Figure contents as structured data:
-.-.-

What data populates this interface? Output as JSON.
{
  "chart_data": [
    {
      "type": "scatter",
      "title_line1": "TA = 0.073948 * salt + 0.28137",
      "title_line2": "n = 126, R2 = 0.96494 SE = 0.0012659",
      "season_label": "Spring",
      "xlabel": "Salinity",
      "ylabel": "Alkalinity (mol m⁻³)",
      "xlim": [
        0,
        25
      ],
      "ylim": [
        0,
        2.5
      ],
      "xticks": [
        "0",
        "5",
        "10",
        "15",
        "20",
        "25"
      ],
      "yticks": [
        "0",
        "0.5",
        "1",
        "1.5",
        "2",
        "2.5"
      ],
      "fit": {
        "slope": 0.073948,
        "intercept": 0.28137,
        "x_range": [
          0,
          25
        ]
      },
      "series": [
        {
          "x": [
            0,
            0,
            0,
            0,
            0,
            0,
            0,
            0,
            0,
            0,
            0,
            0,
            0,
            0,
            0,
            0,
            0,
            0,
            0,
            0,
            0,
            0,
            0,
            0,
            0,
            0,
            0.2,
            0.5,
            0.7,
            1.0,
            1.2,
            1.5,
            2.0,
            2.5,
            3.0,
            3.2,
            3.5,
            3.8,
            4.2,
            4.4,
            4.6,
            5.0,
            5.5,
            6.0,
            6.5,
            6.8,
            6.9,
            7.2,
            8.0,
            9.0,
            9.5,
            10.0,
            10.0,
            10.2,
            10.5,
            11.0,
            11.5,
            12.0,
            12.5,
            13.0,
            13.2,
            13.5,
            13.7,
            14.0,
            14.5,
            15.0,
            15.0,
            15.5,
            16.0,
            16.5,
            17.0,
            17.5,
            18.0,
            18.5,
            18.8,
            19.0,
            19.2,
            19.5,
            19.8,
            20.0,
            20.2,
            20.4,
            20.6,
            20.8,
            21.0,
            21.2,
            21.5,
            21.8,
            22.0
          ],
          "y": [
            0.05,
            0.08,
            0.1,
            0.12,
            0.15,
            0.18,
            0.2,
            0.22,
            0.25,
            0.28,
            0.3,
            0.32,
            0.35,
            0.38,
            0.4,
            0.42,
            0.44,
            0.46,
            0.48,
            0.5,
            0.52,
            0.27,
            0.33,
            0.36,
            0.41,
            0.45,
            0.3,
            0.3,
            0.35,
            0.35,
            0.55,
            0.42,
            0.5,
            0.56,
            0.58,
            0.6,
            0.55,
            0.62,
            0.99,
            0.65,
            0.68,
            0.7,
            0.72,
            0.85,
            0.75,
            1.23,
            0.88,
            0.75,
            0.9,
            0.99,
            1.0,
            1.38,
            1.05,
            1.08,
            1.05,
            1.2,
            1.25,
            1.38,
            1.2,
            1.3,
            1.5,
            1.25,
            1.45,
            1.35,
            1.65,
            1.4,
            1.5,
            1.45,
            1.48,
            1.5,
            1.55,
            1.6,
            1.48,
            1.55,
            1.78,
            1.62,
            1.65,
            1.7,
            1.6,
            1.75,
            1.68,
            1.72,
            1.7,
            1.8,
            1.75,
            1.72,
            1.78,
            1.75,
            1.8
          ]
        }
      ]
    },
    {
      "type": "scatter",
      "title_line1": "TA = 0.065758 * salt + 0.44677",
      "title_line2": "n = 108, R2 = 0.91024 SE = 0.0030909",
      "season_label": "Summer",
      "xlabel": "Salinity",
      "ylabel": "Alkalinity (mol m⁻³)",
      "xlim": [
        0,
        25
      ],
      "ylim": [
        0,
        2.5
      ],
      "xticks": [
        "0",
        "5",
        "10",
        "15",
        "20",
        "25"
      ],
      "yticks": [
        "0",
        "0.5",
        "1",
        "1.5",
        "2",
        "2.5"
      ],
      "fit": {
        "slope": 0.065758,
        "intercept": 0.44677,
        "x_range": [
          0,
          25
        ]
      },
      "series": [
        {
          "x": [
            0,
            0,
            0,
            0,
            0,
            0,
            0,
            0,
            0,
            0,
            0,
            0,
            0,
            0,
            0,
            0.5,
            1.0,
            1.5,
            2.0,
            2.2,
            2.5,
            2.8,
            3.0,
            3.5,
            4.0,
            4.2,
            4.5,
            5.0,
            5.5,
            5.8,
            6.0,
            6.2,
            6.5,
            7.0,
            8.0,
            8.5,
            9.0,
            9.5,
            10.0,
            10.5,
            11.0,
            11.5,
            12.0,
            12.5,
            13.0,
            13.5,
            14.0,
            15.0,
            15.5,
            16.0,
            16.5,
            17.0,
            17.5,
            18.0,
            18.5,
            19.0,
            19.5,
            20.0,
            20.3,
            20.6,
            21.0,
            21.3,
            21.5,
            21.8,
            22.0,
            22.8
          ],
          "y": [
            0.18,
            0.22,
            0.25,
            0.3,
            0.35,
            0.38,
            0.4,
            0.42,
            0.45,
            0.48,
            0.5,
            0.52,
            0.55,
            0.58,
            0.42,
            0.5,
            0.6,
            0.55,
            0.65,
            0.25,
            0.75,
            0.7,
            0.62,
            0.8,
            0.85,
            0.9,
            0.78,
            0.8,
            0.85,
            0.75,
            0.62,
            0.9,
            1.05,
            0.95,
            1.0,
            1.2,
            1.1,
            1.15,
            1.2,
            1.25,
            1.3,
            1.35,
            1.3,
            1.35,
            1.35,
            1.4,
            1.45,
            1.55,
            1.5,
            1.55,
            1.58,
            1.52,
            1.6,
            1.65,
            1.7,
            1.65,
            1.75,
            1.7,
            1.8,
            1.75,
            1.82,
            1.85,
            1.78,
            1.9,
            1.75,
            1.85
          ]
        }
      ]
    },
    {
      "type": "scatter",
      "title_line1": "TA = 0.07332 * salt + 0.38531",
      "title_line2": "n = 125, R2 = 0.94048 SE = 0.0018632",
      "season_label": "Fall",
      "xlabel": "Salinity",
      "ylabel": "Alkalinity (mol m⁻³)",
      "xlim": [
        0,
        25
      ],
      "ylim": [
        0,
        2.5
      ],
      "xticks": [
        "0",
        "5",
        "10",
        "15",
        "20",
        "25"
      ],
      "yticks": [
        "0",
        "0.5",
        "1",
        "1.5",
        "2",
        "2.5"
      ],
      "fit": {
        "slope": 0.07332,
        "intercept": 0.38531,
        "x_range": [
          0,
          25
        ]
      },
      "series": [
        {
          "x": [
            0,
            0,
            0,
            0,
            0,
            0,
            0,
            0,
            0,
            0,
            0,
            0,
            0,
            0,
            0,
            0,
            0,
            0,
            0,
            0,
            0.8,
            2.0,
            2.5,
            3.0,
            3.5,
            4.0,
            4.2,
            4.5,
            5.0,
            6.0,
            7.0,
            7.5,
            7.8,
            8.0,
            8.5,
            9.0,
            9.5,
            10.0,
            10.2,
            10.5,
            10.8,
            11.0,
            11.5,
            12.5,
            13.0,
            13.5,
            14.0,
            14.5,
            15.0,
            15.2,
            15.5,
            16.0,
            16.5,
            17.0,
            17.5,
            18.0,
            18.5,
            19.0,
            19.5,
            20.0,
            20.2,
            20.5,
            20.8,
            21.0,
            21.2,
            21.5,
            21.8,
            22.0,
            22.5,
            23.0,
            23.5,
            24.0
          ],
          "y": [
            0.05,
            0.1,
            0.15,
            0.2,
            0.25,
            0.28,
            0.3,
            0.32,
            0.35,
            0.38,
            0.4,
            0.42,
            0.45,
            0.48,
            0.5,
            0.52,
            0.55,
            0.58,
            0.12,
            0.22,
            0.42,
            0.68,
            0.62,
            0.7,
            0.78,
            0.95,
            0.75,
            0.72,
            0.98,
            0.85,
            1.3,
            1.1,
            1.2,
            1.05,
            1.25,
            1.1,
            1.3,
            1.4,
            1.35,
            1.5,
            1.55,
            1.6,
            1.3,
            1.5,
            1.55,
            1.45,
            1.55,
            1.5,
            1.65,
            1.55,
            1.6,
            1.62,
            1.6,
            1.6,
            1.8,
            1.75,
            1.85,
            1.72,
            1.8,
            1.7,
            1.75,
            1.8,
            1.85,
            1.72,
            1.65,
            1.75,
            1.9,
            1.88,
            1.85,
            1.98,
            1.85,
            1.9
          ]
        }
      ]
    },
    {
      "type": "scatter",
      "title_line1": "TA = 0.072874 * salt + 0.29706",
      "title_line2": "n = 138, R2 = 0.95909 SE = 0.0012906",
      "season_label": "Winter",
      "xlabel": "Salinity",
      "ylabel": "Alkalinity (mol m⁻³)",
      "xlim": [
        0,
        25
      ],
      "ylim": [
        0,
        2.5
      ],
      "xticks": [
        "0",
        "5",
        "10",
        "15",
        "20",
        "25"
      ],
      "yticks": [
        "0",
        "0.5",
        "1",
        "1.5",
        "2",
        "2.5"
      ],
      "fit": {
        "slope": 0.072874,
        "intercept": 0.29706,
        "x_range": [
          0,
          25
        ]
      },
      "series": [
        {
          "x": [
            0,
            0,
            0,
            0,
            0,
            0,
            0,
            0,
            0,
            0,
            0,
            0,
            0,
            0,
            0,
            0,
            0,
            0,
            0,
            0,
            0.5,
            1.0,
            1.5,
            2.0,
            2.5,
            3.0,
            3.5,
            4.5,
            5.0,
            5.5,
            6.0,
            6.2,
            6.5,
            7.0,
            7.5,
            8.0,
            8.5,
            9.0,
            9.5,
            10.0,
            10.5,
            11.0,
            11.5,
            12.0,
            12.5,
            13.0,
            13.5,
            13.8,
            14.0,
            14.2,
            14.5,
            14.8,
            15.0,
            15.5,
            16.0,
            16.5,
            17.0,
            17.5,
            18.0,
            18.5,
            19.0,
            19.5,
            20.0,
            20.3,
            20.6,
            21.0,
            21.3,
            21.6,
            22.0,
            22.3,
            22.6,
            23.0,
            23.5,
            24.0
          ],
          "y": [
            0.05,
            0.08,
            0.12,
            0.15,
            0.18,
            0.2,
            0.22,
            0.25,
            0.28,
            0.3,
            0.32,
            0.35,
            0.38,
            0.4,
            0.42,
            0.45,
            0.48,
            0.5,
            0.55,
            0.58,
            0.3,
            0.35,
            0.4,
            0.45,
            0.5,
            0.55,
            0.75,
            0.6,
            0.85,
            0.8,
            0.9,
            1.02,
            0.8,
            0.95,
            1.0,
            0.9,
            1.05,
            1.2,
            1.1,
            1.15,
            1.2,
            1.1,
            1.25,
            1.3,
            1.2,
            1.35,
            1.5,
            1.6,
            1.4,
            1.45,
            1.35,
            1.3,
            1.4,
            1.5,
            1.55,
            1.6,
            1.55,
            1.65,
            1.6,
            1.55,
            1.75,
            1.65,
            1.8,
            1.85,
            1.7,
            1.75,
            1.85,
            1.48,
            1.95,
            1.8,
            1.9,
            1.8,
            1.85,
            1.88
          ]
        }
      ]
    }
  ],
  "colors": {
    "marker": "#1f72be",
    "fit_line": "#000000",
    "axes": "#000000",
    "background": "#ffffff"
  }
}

-.-.-

▸ **WHAT IS NEEDED**
Isolate the lines that hold the word "slope" and copy all of them.

▸ **CORRECT ANSWER**
        "slope": 0.073948,
        "slope": 0.065758,
        "slope": 0.07332,
        "slope": 0.072874,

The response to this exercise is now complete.